Problem requirements: Copy out every line of the records below, with each character unchanged.

━━ Data to use

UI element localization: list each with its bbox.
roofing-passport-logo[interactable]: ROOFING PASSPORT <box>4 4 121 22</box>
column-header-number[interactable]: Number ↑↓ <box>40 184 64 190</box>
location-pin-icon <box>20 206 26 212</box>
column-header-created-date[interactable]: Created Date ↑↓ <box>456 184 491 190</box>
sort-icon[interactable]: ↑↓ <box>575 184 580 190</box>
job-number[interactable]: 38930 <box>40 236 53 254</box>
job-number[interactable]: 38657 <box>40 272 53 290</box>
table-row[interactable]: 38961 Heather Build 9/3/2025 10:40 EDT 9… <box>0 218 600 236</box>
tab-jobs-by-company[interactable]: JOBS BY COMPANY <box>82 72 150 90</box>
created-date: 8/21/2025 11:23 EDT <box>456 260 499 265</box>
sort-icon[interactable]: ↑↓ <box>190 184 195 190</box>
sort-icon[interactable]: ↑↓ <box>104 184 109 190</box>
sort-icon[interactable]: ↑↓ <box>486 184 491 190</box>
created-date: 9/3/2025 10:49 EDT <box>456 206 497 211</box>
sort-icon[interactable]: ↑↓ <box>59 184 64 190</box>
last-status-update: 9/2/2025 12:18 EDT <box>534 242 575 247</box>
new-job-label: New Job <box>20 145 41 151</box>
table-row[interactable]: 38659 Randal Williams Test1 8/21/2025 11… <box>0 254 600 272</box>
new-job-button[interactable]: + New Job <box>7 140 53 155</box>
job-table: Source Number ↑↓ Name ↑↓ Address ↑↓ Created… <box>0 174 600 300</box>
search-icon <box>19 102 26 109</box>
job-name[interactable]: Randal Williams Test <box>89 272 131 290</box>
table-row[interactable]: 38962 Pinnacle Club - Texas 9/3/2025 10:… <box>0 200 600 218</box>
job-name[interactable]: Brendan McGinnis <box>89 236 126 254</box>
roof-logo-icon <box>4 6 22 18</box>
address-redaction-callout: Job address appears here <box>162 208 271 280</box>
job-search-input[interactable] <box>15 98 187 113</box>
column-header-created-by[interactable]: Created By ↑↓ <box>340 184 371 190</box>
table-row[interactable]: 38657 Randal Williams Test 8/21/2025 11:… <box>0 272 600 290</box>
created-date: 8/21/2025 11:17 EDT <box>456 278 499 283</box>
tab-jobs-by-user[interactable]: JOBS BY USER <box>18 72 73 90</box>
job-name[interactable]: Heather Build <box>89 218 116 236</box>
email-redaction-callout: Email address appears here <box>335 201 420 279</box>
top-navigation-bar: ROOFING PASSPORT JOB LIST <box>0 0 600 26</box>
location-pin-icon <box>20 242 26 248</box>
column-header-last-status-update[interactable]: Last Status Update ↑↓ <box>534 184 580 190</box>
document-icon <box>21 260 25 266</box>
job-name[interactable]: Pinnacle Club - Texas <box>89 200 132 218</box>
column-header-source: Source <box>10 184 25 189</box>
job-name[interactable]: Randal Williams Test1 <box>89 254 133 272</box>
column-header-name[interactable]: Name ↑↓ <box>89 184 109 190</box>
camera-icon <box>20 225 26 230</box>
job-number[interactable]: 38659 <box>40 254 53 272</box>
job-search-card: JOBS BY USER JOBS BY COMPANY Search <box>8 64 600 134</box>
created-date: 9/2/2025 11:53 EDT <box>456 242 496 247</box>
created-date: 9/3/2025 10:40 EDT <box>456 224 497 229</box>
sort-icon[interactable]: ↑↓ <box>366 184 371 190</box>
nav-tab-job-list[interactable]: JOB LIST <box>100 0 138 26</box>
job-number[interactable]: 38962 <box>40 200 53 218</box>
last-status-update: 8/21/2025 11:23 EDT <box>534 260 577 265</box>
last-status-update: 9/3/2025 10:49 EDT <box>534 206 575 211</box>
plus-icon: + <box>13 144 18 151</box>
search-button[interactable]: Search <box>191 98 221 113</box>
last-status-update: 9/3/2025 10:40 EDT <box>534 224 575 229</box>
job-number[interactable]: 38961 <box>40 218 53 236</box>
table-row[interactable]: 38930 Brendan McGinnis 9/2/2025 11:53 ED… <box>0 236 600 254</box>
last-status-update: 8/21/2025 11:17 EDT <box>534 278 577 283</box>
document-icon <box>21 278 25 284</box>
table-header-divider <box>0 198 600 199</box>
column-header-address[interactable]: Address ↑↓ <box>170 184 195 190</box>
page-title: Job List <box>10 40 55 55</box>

━━━━

Written solution:
UI element localization: list each with its bbox.
roofing-passport-logo[interactable]: ROOFING PASSPORT <box>4 4 121 22</box>
column-header-number[interactable]: Number ↑↓ <box>40 184 64 190</box>
location-pin-icon <box>20 206 26 212</box>
column-header-created-date[interactable]: Created Date ↑↓ <box>456 184 491 190</box>
sort-icon[interactable]: ↑↓ <box>575 184 580 190</box>
job-number[interactable]: 38930 <box>40 236 53 254</box>
job-number[interactable]: 38657 <box>40 272 53 290</box>
table-row[interactable]: 38961 Heather Build 9/3/2025 10:40 EDT 9… <box>0 218 600 236</box>
tab-jobs-by-company[interactable]: JOBS BY COMPANY <box>82 72 150 90</box>
created-date: 8/21/2025 11:23 EDT <box>456 260 499 265</box>
sort-icon[interactable]: ↑↓ <box>190 184 195 190</box>
sort-icon[interactable]: ↑↓ <box>104 184 109 190</box>
sort-icon[interactable]: ↑↓ <box>486 184 491 190</box>
created-date: 9/3/2025 10:49 EDT <box>456 206 497 211</box>
sort-icon[interactable]: ↑↓ <box>59 184 64 190</box>
last-status-update: 9/2/2025 12:18 EDT <box>534 242 575 247</box>
new-job-label: New Job <box>20 145 41 151</box>
table-row[interactable]: 38659 Randal Williams Test1 8/21/2025 11… <box>0 254 600 272</box>
new-job-button[interactable]: + New Job <box>7 140 53 155</box>
job-table: Source Number ↑↓ Name ↑↓ Address ↑↓ Created… <box>0 174 600 300</box>
search-icon <box>19 102 26 109</box>
job-name[interactable]: Randal Williams Test <box>89 272 131 290</box>
table-row[interactable]: 38962 Pinnacle Club - Texas 9/3/2025 10:… <box>0 200 600 218</box>
job-name[interactable]: Brendan McGinnis <box>89 236 126 254</box>
roof-logo-icon <box>4 6 22 18</box>
address-redaction-callout: Job address appears here <box>162 208 271 280</box>
job-search-input[interactable] <box>15 98 187 113</box>
column-header-created-by[interactable]: Created By ↑↓ <box>340 184 371 190</box>
table-row[interactable]: 38657 Randal Williams Test 8/21/2025 11:… <box>0 272 600 290</box>
created-date: 8/21/2025 11:17 EDT <box>456 278 499 283</box>
tab-jobs-by-user[interactable]: JOBS BY USER <box>18 72 73 90</box>
job-name[interactable]: Heather Build <box>89 218 116 236</box>
email-redaction-callout: Email address appears here <box>335 201 420 279</box>
top-navigation-bar: ROOFING PASSPORT JOB LIST <box>0 0 600 26</box>
location-pin-icon <box>20 242 26 248</box>
column-header-last-status-update[interactable]: Last Status Update ↑↓ <box>534 184 580 190</box>
document-icon <box>21 260 25 266</box>
job-name[interactable]: Pinnacle Club - Texas <box>89 200 132 218</box>
column-header-source: Source <box>10 184 25 189</box>
job-name[interactable]: Randal Williams Test1 <box>89 254 133 272</box>
column-header-name[interactable]: Name ↑↓ <box>89 184 109 190</box>
camera-icon <box>20 225 26 230</box>
job-number[interactable]: 38659 <box>40 254 53 272</box>
job-search-card: JOBS BY USER JOBS BY COMPANY Search <box>8 64 600 134</box>
created-date: 9/2/2025 11:53 EDT <box>456 242 496 247</box>
created-date: 9/3/2025 10:40 EDT <box>456 224 497 229</box>
sort-icon[interactable]: ↑↓ <box>366 184 371 190</box>
nav-tab-job-list[interactable]: JOB LIST <box>100 0 138 26</box>
job-number[interactable]: 38962 <box>40 200 53 218</box>
last-status-update: 8/21/2025 11:23 EDT <box>534 260 577 265</box>
last-status-update: 9/3/2025 10:49 EDT <box>534 206 575 211</box>
plus-icon: + <box>13 144 18 151</box>
search-button[interactable]: Search <box>191 98 221 113</box>
last-status-update: 9/3/2025 10:40 EDT <box>534 224 575 229</box>
job-number[interactable]: 38961 <box>40 218 53 236</box>
table-row[interactable]: 38930 Brendan McGinnis 9/2/2025 11:53 ED… <box>0 236 600 254</box>
last-status-update: 8/21/2025 11:17 EDT <box>534 278 577 283</box>
document-icon <box>21 278 25 284</box>
table-header-divider <box>0 198 600 199</box>
column-header-address[interactable]: Address ↑↓ <box>170 184 195 190</box>
page-title: Job List <box>10 40 55 55</box>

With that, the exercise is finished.